▸ **Directive**: Without the pictures, repeat the listing character for character.

▸ **Dataset**:

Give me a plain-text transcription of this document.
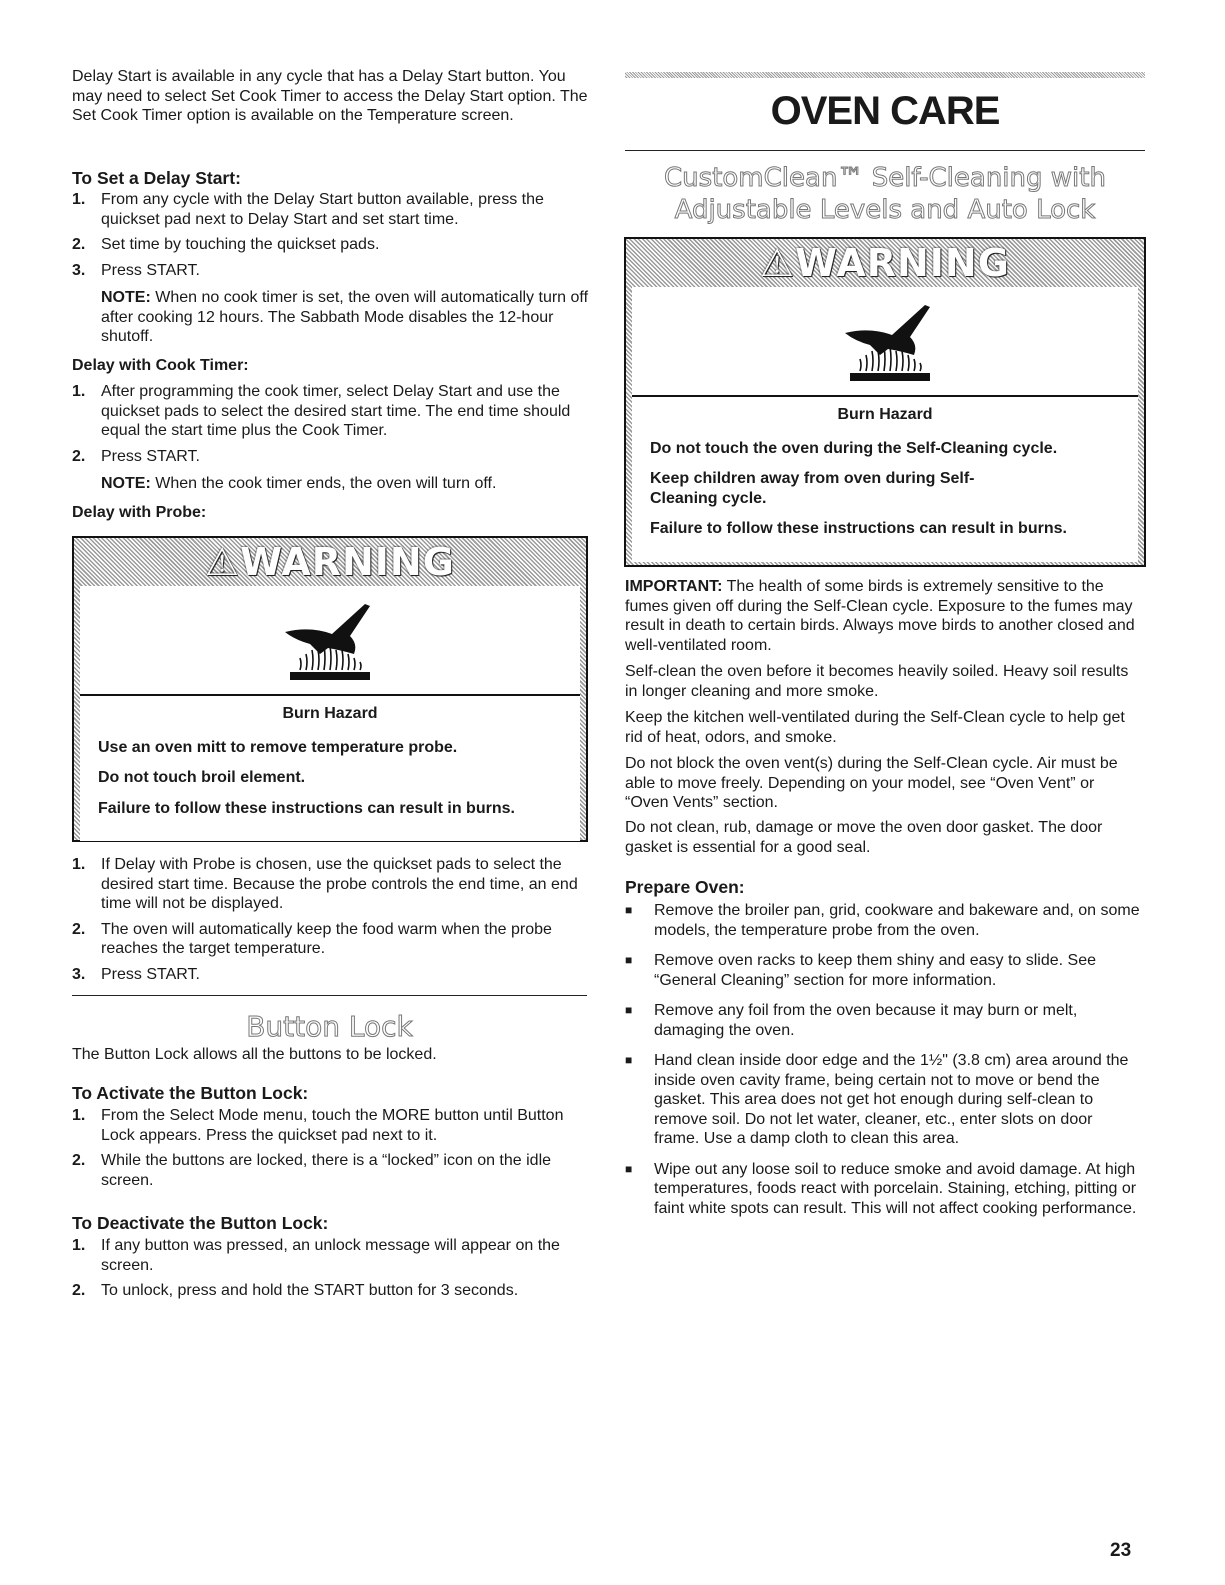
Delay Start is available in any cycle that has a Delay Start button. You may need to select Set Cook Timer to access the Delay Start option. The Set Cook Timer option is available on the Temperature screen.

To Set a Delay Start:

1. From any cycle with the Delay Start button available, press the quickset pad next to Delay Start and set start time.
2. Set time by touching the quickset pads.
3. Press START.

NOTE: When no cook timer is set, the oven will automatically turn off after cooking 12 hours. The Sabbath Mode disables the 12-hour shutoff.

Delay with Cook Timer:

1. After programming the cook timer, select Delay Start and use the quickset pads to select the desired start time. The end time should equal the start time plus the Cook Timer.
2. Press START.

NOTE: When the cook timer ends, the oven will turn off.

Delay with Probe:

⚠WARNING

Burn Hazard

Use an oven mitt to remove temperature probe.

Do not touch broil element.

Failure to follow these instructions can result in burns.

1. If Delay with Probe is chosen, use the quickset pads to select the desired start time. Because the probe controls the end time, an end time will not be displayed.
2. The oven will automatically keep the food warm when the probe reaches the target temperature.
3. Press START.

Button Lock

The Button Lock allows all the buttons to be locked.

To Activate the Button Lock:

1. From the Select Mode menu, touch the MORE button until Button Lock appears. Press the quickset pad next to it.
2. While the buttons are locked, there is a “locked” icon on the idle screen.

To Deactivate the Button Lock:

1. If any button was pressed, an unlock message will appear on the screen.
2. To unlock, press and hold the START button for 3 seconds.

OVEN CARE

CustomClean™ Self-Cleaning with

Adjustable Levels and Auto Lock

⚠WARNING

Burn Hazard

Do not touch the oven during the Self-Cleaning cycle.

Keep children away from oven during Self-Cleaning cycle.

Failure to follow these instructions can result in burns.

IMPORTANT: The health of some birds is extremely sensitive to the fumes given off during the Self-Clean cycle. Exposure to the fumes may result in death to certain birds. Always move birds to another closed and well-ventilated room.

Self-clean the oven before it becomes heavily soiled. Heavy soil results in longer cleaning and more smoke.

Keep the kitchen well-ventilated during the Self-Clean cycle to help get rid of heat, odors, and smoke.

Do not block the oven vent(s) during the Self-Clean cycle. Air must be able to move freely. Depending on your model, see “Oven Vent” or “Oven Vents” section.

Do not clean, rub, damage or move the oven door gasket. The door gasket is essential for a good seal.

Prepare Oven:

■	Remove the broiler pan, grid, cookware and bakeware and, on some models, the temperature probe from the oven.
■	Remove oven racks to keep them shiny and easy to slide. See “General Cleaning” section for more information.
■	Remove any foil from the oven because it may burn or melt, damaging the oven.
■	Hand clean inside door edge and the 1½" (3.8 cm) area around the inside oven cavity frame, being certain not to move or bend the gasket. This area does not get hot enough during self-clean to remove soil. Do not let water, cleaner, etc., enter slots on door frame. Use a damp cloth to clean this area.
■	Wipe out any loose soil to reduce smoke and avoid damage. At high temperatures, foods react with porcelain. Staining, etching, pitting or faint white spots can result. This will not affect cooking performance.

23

▸ **Solution for this task**:
Give me a plain-text transcription of this document.
Delay Start is available in any cycle that has a Delay Start button. You may need to select Set Cook Timer to access the Delay Start option. The Set Cook Timer option is available on the Temperature screen.

To Set a Delay Start:

1. From any cycle with the Delay Start button available, press the quickset pad next to Delay Start and set start time.
2. Set time by touching the quickset pads.
3. Press START.

NOTE: When no cook timer is set, the oven will automatically turn off after cooking 12 hours. The Sabbath Mode disables the 12-hour shutoff.

Delay with Cook Timer:

1. After programming the cook timer, select Delay Start and use the quickset pads to select the desired start time. The end time should equal the start time plus the Cook Timer.
2. Press START.

NOTE: When the cook timer ends, the oven will turn off.

Delay with Probe:

⚠WARNING

Burn Hazard

Use an oven mitt to remove temperature probe.

Do not touch broil element.

Failure to follow these instructions can result in burns.

1. If Delay with Probe is chosen, use the quickset pads to select the desired start time. Because the probe controls the end time, an end time will not be displayed.
2. The oven will automatically keep the food warm when the probe reaches the target temperature.
3. Press START.

Button Lock

The Button Lock allows all the buttons to be locked.

To Activate the Button Lock:

1. From the Select Mode menu, touch the MORE button until Button Lock appears. Press the quickset pad next to it.
2. While the buttons are locked, there is a “locked” icon on the idle screen.

To Deactivate the Button Lock:

1. If any button was pressed, an unlock message will appear on the screen.
2. To unlock, press and hold the START button for 3 seconds.

OVEN CARE

CustomClean™ Self-Cleaning with

Adjustable Levels and Auto Lock

⚠WARNING

Burn Hazard

Do not touch the oven during the Self-Cleaning cycle.

Keep children away from oven during Self-Cleaning cycle.

Failure to follow these instructions can result in burns.

IMPORTANT: The health of some birds is extremely sensitive to the fumes given off during the Self-Clean cycle. Exposure to the fumes may result in death to certain birds. Always move birds to another closed and well-ventilated room.

Self-clean the oven before it becomes heavily soiled. Heavy soil results in longer cleaning and more smoke.

Keep the kitchen well-ventilated during the Self-Clean cycle to help get rid of heat, odors, and smoke.

Do not block the oven vent(s) during the Self-Clean cycle. Air must be able to move freely. Depending on your model, see “Oven Vent” or “Oven Vents” section.

Do not clean, rub, damage or move the oven door gasket. The door gasket is essential for a good seal.

Prepare Oven:

■	Remove the broiler pan, grid, cookware and bakeware and, on some models, the temperature probe from the oven.
■	Remove oven racks to keep them shiny and easy to slide. See “General Cleaning” section for more information.
■	Remove any foil from the oven because it may burn or melt, damaging the oven.
■	Hand clean inside door edge and the 1½" (3.8 cm) area around the inside oven cavity frame, being certain not to move or bend the gasket. This area does not get hot enough during self-clean to remove soil. Do not let water, cleaner, etc., enter slots on door frame. Use a damp cloth to clean this area.
■	Wipe out any loose soil to reduce smoke and avoid damage. At high temperatures, foods react with porcelain. Staining, etching, pitting or faint white spots can result. This will not affect cooking performance.

23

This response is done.